Set task = Write out all of the data without omission, exactly as shown.

Records =
----------

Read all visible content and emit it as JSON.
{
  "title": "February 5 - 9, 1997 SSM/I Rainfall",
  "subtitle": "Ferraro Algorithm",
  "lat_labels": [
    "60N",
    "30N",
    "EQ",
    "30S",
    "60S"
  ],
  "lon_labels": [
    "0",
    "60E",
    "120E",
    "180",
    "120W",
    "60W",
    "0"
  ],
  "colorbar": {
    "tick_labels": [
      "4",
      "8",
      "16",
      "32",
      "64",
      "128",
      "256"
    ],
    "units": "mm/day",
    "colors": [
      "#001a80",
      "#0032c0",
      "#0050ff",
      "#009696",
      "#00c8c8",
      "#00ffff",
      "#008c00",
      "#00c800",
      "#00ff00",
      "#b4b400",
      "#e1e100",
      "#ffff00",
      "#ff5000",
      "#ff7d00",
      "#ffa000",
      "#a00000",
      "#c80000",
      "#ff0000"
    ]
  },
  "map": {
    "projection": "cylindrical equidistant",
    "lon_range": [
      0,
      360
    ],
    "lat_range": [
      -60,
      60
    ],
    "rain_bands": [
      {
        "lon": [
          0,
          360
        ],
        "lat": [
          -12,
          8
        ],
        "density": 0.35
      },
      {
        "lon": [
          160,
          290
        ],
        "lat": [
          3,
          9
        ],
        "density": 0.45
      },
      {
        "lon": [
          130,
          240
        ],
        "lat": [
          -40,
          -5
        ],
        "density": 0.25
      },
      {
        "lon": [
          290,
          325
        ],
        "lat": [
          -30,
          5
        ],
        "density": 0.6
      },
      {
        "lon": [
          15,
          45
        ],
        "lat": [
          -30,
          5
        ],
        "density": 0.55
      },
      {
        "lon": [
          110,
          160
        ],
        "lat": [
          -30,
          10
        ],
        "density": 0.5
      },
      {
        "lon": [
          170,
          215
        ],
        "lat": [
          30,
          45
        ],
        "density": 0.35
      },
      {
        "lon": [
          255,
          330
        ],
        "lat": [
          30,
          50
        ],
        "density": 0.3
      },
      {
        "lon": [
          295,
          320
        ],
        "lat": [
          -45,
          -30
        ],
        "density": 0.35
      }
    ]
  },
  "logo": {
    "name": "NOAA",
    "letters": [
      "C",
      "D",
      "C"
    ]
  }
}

----------

Correct result =
Read all visible content and emit it as JSON.
{
  "title": "February 5 - 9, 1997 SSM/I Rainfall",
  "subtitle": "Ferraro Algorithm",
  "lat_labels": [
    "60N",
    "30N",
    "EQ",
    "30S",
    "60S"
  ],
  "lon_labels": [
    "0",
    "60E",
    "120E",
    "180",
    "120W",
    "60W",
    "0"
  ],
  "colorbar": {
    "tick_labels": [
      "4",
      "8",
      "16",
      "32",
      "64",
      "128",
      "256"
    ],
    "units": "mm/day",
    "colors": [
      "#001a80",
      "#0032c0",
      "#0050ff",
      "#009696",
      "#00c8c8",
      "#00ffff",
      "#008c00",
      "#00c800",
      "#00ff00",
      "#b4b400",
      "#e1e100",
      "#ffff00",
      "#ff5000",
      "#ff7d00",
      "#ffa000",
      "#a00000",
      "#c80000",
      "#ff0000"
    ]
  },
  "map": {
    "projection": "cylindrical equidistant",
    "lon_range": [
      0,
      360
    ],
    "lat_range": [
      -60,
      60
    ],
    "rain_bands": [
      {
        "lon": [
          0,
          360
        ],
        "lat": [
          -12,
          8
        ],
        "density": 0.35
      },
      {
        "lon": [
          160,
          290
        ],
        "lat": [
          3,
          9
        ],
        "density": 0.45
      },
      {
        "lon": [
          130,
          240
        ],
        "lat": [
          -40,
          -5
        ],
        "density": 0.25
      },
      {
        "lon": [
          290,
          325
        ],
        "lat": [
          -30,
          5
        ],
        "density": 0.6
      },
      {
        "lon": [
          15,
          45
        ],
        "lat": [
          -30,
          5
        ],
        "density": 0.55
      },
      {
        "lon": [
          110,
          160
        ],
        "lat": [
          -30,
          10
        ],
        "density": 0.5
      },
      {
        "lon": [
          170,
          215
        ],
        "lat": [
          30,
          45
        ],
        "density": 0.35
      },
      {
        "lon": [
          255,
          330
        ],
        "lat": [
          30,
          50
        ],
        "density": 0.3
      },
      {
        "lon": [
          295,
          320
        ],
        "lat": [
          -45,
          -30
        ],
        "density": 0.35
      }
    ]
  },
  "logo": {
    "name": "NOAA",
    "letters": [
      "C",
      "D",
      "C"
    ]
  }
}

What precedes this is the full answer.